_Task_
The records below must be retyped exactly.

_Source records_
____________________

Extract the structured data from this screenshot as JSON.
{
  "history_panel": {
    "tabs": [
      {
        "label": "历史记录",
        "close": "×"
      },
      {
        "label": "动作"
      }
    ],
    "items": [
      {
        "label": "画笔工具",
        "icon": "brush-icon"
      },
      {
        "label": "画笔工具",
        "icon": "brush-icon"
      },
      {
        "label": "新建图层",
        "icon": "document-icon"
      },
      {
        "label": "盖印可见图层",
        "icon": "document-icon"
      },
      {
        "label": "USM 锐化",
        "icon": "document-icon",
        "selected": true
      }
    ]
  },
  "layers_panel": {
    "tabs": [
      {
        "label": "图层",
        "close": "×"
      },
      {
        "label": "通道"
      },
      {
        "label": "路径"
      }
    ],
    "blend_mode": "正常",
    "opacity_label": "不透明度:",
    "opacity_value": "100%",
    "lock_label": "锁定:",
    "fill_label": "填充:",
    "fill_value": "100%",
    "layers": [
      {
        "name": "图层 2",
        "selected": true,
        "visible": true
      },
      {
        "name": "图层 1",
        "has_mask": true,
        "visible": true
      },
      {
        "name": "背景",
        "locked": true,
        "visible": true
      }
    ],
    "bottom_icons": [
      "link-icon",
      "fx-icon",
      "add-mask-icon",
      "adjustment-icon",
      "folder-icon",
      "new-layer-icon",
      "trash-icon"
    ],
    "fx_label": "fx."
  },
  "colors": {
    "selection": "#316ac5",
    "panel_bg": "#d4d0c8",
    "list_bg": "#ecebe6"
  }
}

____________________

_Result of this exercise_
Extract the structured data from this screenshot as JSON.
{
  "history_panel": {
    "tabs": [
      {
        "label": "历史记录",
        "close": "×"
      },
      {
        "label": "动作"
      }
    ],
    "items": [
      {
        "label": "画笔工具",
        "icon": "brush-icon"
      },
      {
        "label": "画笔工具",
        "icon": "brush-icon"
      },
      {
        "label": "新建图层",
        "icon": "document-icon"
      },
      {
        "label": "盖印可见图层",
        "icon": "document-icon"
      },
      {
        "label": "USM 锐化",
        "icon": "document-icon",
        "selected": true
      }
    ]
  },
  "layers_panel": {
    "tabs": [
      {
        "label": "图层",
        "close": "×"
      },
      {
        "label": "通道"
      },
      {
        "label": "路径"
      }
    ],
    "blend_mode": "正常",
    "opacity_label": "不透明度:",
    "opacity_value": "100%",
    "lock_label": "锁定:",
    "fill_label": "填充:",
    "fill_value": "100%",
    "layers": [
      {
        "name": "图层 2",
        "selected": true,
        "visible": true
      },
      {
        "name": "图层 1",
        "has_mask": true,
        "visible": true
      },
      {
        "name": "背景",
        "locked": true,
        "visible": true
      }
    ],
    "bottom_icons": [
      "link-icon",
      "fx-icon",
      "add-mask-icon",
      "adjustment-icon",
      "folder-icon",
      "new-layer-icon",
      "trash-icon"
    ],
    "fx_label": "fx."
  },
  "colors": {
    "selection": "#316ac5",
    "panel_bg": "#d4d0c8",
    "list_bg": "#ecebe6"
  }
}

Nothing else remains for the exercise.